### SET PROBLEM
Look at the entries below and reproduce them exactly.

### ENTRIES SHOWN
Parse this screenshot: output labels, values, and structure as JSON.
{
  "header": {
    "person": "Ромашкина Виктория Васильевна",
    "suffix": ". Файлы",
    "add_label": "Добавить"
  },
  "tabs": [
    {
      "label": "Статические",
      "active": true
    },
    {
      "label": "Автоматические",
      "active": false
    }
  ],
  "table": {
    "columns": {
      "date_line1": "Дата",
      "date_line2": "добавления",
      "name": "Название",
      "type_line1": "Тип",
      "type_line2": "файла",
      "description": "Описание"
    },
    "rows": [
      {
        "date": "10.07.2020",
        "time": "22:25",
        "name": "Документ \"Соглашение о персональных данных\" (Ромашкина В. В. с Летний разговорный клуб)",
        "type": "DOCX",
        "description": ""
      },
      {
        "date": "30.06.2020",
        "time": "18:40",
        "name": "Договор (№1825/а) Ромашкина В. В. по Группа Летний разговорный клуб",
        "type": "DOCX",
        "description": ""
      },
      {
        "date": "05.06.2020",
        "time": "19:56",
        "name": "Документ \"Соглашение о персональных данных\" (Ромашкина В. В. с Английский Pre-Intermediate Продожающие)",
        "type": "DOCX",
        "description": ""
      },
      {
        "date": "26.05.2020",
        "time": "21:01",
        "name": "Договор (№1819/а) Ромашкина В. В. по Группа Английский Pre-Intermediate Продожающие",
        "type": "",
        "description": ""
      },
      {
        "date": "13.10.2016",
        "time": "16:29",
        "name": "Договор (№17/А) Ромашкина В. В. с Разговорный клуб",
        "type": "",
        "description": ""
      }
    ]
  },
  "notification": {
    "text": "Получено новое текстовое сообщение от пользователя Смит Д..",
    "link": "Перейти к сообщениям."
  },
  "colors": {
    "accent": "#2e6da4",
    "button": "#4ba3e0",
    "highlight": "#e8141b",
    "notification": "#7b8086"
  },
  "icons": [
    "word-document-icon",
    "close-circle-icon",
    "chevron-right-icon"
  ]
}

### WORKED SOLUTION
Parse this screenshot: output labels, values, and structure as JSON.
{
  "header": {
    "person": "Ромашкина Виктория Васильевна",
    "suffix": ". Файлы",
    "add_label": "Добавить"
  },
  "tabs": [
    {
      "label": "Статические",
      "active": true
    },
    {
      "label": "Автоматические",
      "active": false
    }
  ],
  "table": {
    "columns": {
      "date_line1": "Дата",
      "date_line2": "добавления",
      "name": "Название",
      "type_line1": "Тип",
      "type_line2": "файла",
      "description": "Описание"
    },
    "rows": [
      {
        "date": "10.07.2020",
        "time": "22:25",
        "name": "Документ \"Соглашение о персональных данных\" (Ромашкина В. В. с Летний разговорный клуб)",
        "type": "DOCX",
        "description": ""
      },
      {
        "date": "30.06.2020",
        "time": "18:40",
        "name": "Договор (№1825/а) Ромашкина В. В. по Группа Летний разговорный клуб",
        "type": "DOCX",
        "description": ""
      },
      {
        "date": "05.06.2020",
        "time": "19:56",
        "name": "Документ \"Соглашение о персональных данных\" (Ромашкина В. В. с Английский Pre-Intermediate Продожающие)",
        "type": "DOCX",
        "description": ""
      },
      {
        "date": "26.05.2020",
        "time": "21:01",
        "name": "Договор (№1819/а) Ромашкина В. В. по Группа Английский Pre-Intermediate Продожающие",
        "type": "",
        "description": ""
      },
      {
        "date": "13.10.2016",
        "time": "16:29",
        "name": "Договор (№17/А) Ромашкина В. В. с Разговорный клуб",
        "type": "",
        "description": ""
      }
    ]
  },
  "notification": {
    "text": "Получено новое текстовое сообщение от пользователя Смит Д..",
    "link": "Перейти к сообщениям."
  },
  "colors": {
    "accent": "#2e6da4",
    "button": "#4ba3e0",
    "highlight": "#e8141b",
    "notification": "#7b8086"
  },
  "icons": [
    "word-document-icon",
    "close-circle-icon",
    "chevron-right-icon"
  ]
}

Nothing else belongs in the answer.